• SET EXERCISE
Write the data out again, character for character, with no images.
[START GIVEN ENTRIES]
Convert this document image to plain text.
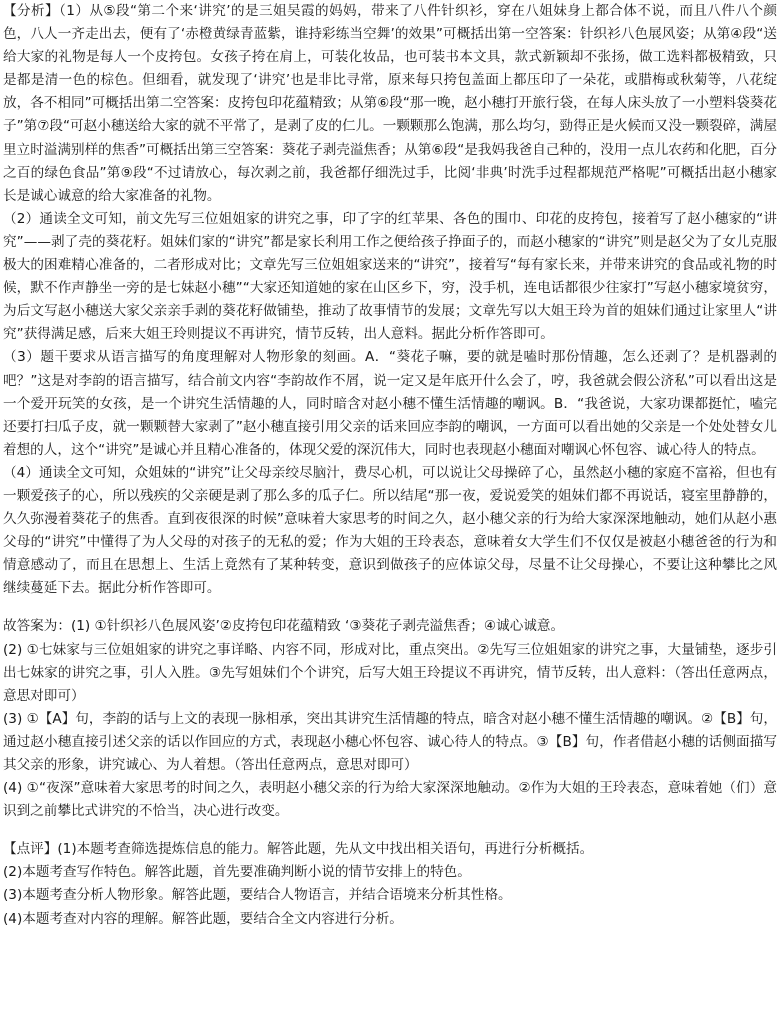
【分析】（1）从⑤段“第二个来‘讲究’的是三姐吴霞的妈妈，带来了八件针织衫，穿在八姐妹身上都合体不说，而且八件八个颜色，八人一齐走出去，便有了‘赤橙黄绿青蓝紫，谁持彩练当空舞’的效果”可概括出第一空答案：针织衫八色展风姿；从第④段“送给大家的礼物是每人一个皮挎包。女孩子挎在肩上，可装化妆品，也可装书本文具，款式新颖却不张扬，做工选料都极精致，只是都是清一色的棕色。但细看，就发现了‘讲究’也是非比寻常，原来每只挎包盖面上都压印了一朵花，或腊梅或秋菊等，八花绽放，各不相同”可概括出第二空答案：皮挎包印花蕴精致；从第⑥段“那一晚，赵小穗打开旅行袋，在每人床头放了一小塑料袋葵花子”第⑦段“可赵小穗送给大家的就不平常了，是剥了皮的仁儿。一颗颗那么饱满，那么均匀，勁得正是火候而又没一颗裂碎，满屋里立时溢满别样的焦香”可概括出第三空答案：葵花子剥壳溢焦香；从第⑥段“是我妈我爸自己种的，没用一点儿农药和化肥，百分之百的绿色食品”第⑨段“不过请放心，每次剥之前，我爸都仔细洗过手，比阅‘非典’时洗手过程都规范严格呢”可概括出赵小穗家长是诚心诚意的给大家准备的礼物。

（2）通读全文可知，前文先写三位姐姐家的讲究之事，印了字的红苹果、各色的围巾、印花的皮挎包，接着写了赵小穗家的“讲究”——剥了壳的葵花籽。姐妹们家的“讲究”都是家长利用工作之便给孩子挣面子的，而赵小穗家的“讲究”则是赵父为了女儿克服极大的困难精心准备的，二者形成对比；文章先写三位姐姐家送来的“讲究”，接着写“每有家长来，并带来讲究的食品或礼物的时候，默不作声静坐一旁的是七妹赵小穗”“大家还知道她的家在山区乡下，穷，没手机，连电话都很少往家打”写赵小穗家境贫穷，为后文写赵小穗送大家父亲亲手剥的葵花籽做铺垫，推动了故事情节的发展；文章先写以大姐王玲为首的姐妹们通过让家里人“讲究”获得满足感，后来大姐王玲则提议不再讲究，情节反转，出人意料。据此分析作答即可。

（3）题干要求从语言描写的角度理解对人物形象的刻画。A．“葵花子嘛，要的就是嗑时那份情趣，怎么还剥了？是机器剥的吧？”这是对李韵的语言描写，结合前文内容“李韵故作不屑，说一定又是年底开什么会了，哼，我爸就会假公济私”可以看出这是一个爱开玩笑的女孩，是一个讲究生活情趣的人，同时暗含对赵小穗不懂生活情趣的嘲讽。B．“我爸说，大家功课都挺忙，嗑完还要打扫瓜子皮，就一颗颗替大家剥了”赵小穗直接引用父亲的话来回应李韵的嘲讽，一方面可以看出她的父亲是一个处处替女儿着想的人，这个“讲究”是诚心并且精心准备的，体现父爱的深沉伟大，同时也表现赵小穗面对嘲讽心怀包容、诚心待人的特点。

（4）通读全文可知，众姐妹的“讲究”让父母亲绞尽脑汁，费尽心机，可以说让父母操碎了心，虽然赵小穗的家庭不富裕，但也有一颗爱孩子的心，所以残疾的父亲硬是剥了那么多的瓜子仁。所以结尾“那一夜，爱说爱笑的姐妹们都不再说话，寝室里静静的，久久弥漫着葵花子的焦香。直到夜很深的时候”意味着大家思考的时间之久，赵小穗父亲的行为给大家深深地触动，她们从赵小惠父母的“讲究”中懂得了为人父母的对孩子的无私的爱；作为大姐的王玲表态，意味着女大学生们不仅仅是被赵小穗爸爸的行为和情意感动了，而且在思想上、生活上竟然有了某种转变，意识到做孩子的应体谅父母，尽量不让父母操心，不要让这种攀比之风继续蔓延下去。据此分析作答即可。

故答案为：(1) ①针织衫八色展风姿’②皮挎包印花蕴精致 ‘③葵花子剥壳溢焦香；④诚心诚意。

(2) ①七妹家与三位姐姐家的讲究之事详略、内容不同，形成对比，重点突出。②先写三位姐姐家的讲究之事，大量铺垫，逐步引出七妹家的讲究之事，引人入胜。③先写姐妹们个个讲究，后写大姐王玲提议不再讲究，情节反转，出人意料：（答出任意两点，意思对即可）

(3) ①【A】句，李韵的话与上文的表现一脉相承，突出其讲究生活情趣的特点，暗含对赵小穗不懂生活情趣的嘲讽。②【B】句，通过赵小穗直接引述父亲的话以作回应的方式，表现赵小穗心怀包容、诚心待人的特点。③【B】句，作者借赵小穗的话侧面描写其父亲的形象，讲究诚心、为人着想。（答出任意两点，意思对即可）

(4) ①“夜深”意味着大家思考的时间之久，表明赵小穗父亲的行为给大家深深地触动。②作为大姐的王玲表态，意味着她（们）意识到之前攀比式讲究的不恰当，决心进行改变。

【点评】(1)本题考查筛选提炼信息的能力。解答此题，先从文中找出相关语句，再进行分析概括。

(2)本题考查写作特色。解答此题，首先要准确判断小说的情节安排上的特色。

(3)本题考查分析人物形象。解答此题，要结合人物语言，并结合语境来分析其性格。

(4)本题考查对内容的理解。解答此题，要结合全文内容进行分析。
[END GIVEN ENTRIES]
• TASK RESULT
Convert this document image to plain text.
【分析】（1）从⑤段“第二个来‘讲究’的是三姐吴霞的妈妈，带来了八件针织衫，穿在八姐妹身上都合体不说，而且八件八个颜色，八人一齐走出去，便有了‘赤橙黄绿青蓝紫，谁持彩练当空舞’的效果”可概括出第一空答案：针织衫八色展风姿；从第④段“送给大家的礼物是每人一个皮挎包。女孩子挎在肩上，可装化妆品，也可装书本文具，款式新颖却不张扬，做工选料都极精致，只是都是清一色的棕色。但细看，就发现了‘讲究’也是非比寻常，原来每只挎包盖面上都压印了一朵花，或腊梅或秋菊等，八花绽放，各不相同”可概括出第二空答案：皮挎包印花蕴精致；从第⑥段“那一晚，赵小穗打开旅行袋，在每人床头放了一小塑料袋葵花子”第⑦段“可赵小穗送给大家的就不平常了，是剥了皮的仁儿。一颗颗那么饱满，那么均匀，勁得正是火候而又没一颗裂碎，满屋里立时溢满别样的焦香”可概括出第三空答案：葵花子剥壳溢焦香；从第⑥段“是我妈我爸自己种的，没用一点儿农药和化肥，百分之百的绿色食品”第⑨段“不过请放心，每次剥之前，我爸都仔细洗过手，比阅‘非典’时洗手过程都规范严格呢”可概括出赵小穗家长是诚心诚意的给大家准备的礼物。

（2）通读全文可知，前文先写三位姐姐家的讲究之事，印了字的红苹果、各色的围巾、印花的皮挎包，接着写了赵小穗家的“讲究”——剥了壳的葵花籽。姐妹们家的“讲究”都是家长利用工作之便给孩子挣面子的，而赵小穗家的“讲究”则是赵父为了女儿克服极大的困难精心准备的，二者形成对比；文章先写三位姐姐家送来的“讲究”，接着写“每有家长来，并带来讲究的食品或礼物的时候，默不作声静坐一旁的是七妹赵小穗”“大家还知道她的家在山区乡下，穷，没手机，连电话都很少往家打”写赵小穗家境贫穷，为后文写赵小穗送大家父亲亲手剥的葵花籽做铺垫，推动了故事情节的发展；文章先写以大姐王玲为首的姐妹们通过让家里人“讲究”获得满足感，后来大姐王玲则提议不再讲究，情节反转，出人意料。据此分析作答即可。

（3）题干要求从语言描写的角度理解对人物形象的刻画。A．“葵花子嘛，要的就是嗑时那份情趣，怎么还剥了？是机器剥的吧？”这是对李韵的语言描写，结合前文内容“李韵故作不屑，说一定又是年底开什么会了，哼，我爸就会假公济私”可以看出这是一个爱开玩笑的女孩，是一个讲究生活情趣的人，同时暗含对赵小穗不懂生活情趣的嘲讽。B．“我爸说，大家功课都挺忙，嗑完还要打扫瓜子皮，就一颗颗替大家剥了”赵小穗直接引用父亲的话来回应李韵的嘲讽，一方面可以看出她的父亲是一个处处替女儿着想的人，这个“讲究”是诚心并且精心准备的，体现父爱的深沉伟大，同时也表现赵小穗面对嘲讽心怀包容、诚心待人的特点。

（4）通读全文可知，众姐妹的“讲究”让父母亲绞尽脑汁，费尽心机，可以说让父母操碎了心，虽然赵小穗的家庭不富裕，但也有一颗爱孩子的心，所以残疾的父亲硬是剥了那么多的瓜子仁。所以结尾“那一夜，爱说爱笑的姐妹们都不再说话，寝室里静静的，久久弥漫着葵花子的焦香。直到夜很深的时候”意味着大家思考的时间之久，赵小穗父亲的行为给大家深深地触动，她们从赵小惠父母的“讲究”中懂得了为人父母的对孩子的无私的爱；作为大姐的王玲表态，意味着女大学生们不仅仅是被赵小穗爸爸的行为和情意感动了，而且在思想上、生活上竟然有了某种转变，意识到做孩子的应体谅父母，尽量不让父母操心，不要让这种攀比之风继续蔓延下去。据此分析作答即可。

故答案为：(1) ①针织衫八色展风姿’②皮挎包印花蕴精致 ‘③葵花子剥壳溢焦香；④诚心诚意。

(2) ①七妹家与三位姐姐家的讲究之事详略、内容不同，形成对比，重点突出。②先写三位姐姐家的讲究之事，大量铺垫，逐步引出七妹家的讲究之事，引人入胜。③先写姐妹们个个讲究，后写大姐王玲提议不再讲究，情节反转，出人意料：（答出任意两点，意思对即可）

(3) ①【A】句，李韵的话与上文的表现一脉相承，突出其讲究生活情趣的特点，暗含对赵小穗不懂生活情趣的嘲讽。②【B】句，通过赵小穗直接引述父亲的话以作回应的方式，表现赵小穗心怀包容、诚心待人的特点。③【B】句，作者借赵小穗的话侧面描写其父亲的形象，讲究诚心、为人着想。（答出任意两点，意思对即可）

(4) ①“夜深”意味着大家思考的时间之久，表明赵小穗父亲的行为给大家深深地触动。②作为大姐的王玲表态，意味着她（们）意识到之前攀比式讲究的不恰当，决心进行改变。

【点评】(1)本题考查筛选提炼信息的能力。解答此题，先从文中找出相关语句，再进行分析概括。

(2)本题考查写作特色。解答此题，首先要准确判断小说的情节安排上的特色。

(3)本题考查分析人物形象。解答此题，要结合人物语言，并结合语境来分析其性格。

(4)本题考查对内容的理解。解答此题，要结合全文内容进行分析。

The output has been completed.